■ Problem requirements: Gather all lines containing the string "hastighet" and copy them out.

Collection entries:
◆ ◆ ◆
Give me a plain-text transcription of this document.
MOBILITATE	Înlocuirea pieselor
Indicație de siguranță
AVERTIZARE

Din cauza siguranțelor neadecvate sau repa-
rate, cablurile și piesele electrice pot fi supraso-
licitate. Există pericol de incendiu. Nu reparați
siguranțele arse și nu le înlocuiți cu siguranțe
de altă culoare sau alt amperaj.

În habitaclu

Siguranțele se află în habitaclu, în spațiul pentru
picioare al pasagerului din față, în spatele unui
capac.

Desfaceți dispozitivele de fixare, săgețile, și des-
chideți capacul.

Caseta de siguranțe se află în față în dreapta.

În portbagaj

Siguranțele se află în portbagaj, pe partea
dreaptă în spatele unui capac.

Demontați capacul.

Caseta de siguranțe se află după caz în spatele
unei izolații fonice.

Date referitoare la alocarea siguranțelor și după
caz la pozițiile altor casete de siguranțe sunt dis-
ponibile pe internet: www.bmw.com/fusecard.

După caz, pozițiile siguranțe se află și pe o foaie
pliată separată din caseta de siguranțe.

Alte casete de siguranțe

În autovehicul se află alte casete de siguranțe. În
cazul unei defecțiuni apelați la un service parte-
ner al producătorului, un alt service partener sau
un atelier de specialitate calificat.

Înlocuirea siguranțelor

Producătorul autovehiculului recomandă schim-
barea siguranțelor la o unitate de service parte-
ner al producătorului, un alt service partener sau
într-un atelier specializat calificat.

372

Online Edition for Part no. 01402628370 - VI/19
◆ ◆ ◆
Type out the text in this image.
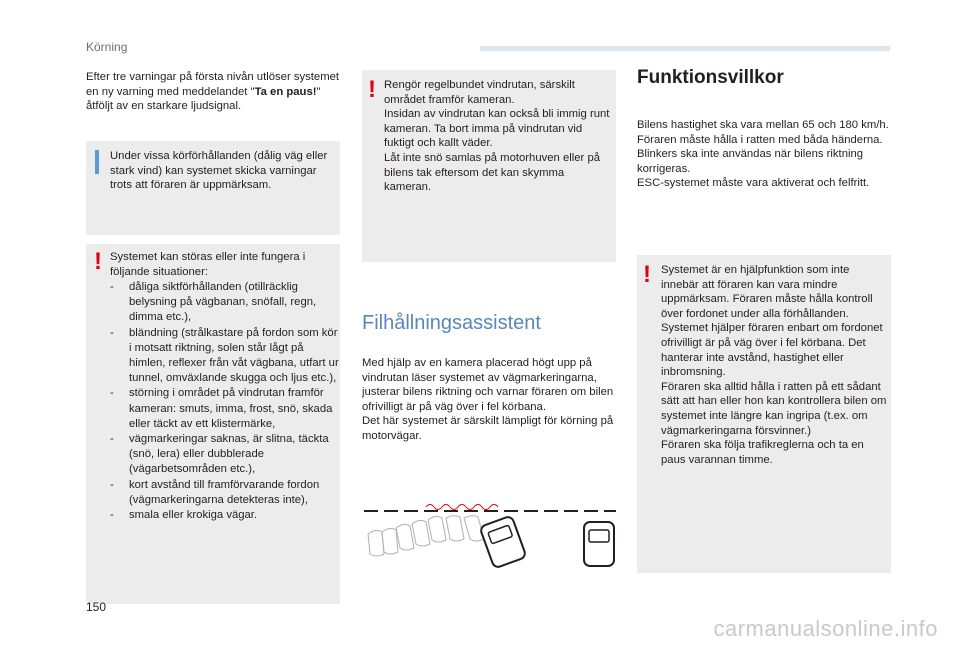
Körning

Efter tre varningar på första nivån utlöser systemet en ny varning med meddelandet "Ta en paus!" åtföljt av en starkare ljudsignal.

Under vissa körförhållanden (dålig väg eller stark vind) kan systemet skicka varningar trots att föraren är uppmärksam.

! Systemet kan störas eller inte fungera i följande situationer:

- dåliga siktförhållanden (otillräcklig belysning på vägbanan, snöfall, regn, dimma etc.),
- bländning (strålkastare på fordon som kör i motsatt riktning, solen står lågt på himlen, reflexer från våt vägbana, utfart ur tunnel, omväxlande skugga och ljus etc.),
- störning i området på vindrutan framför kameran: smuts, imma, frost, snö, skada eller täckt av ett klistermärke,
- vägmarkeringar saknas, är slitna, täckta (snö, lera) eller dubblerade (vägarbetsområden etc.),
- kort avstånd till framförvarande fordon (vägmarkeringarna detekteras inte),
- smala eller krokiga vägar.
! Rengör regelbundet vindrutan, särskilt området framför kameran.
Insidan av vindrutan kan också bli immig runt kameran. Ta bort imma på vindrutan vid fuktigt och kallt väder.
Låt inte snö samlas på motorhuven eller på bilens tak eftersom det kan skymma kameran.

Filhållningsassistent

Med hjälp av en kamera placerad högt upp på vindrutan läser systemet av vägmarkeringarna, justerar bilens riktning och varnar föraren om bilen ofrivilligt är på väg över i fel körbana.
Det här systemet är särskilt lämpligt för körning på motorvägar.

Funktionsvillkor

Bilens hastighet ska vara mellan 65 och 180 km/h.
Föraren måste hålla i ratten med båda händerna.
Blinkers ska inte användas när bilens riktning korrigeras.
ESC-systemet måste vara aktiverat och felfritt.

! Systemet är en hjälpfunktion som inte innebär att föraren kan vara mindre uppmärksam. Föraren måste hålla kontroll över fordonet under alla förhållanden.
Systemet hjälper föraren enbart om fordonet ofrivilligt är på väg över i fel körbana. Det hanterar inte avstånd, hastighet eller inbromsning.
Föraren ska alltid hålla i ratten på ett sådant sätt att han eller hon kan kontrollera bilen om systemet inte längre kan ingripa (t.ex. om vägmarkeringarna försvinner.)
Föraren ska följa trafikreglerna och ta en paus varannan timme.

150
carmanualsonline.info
◆ ◆ ◆
■ Output of the task:
Bilens hastighet ska vara mellan 65 och 180 km/h.
Systemet hjälper föraren enbart om fordonet ofrivilligt är på väg över i fel körbana. Det hanterar inte avstånd, hastighet eller inbromsning.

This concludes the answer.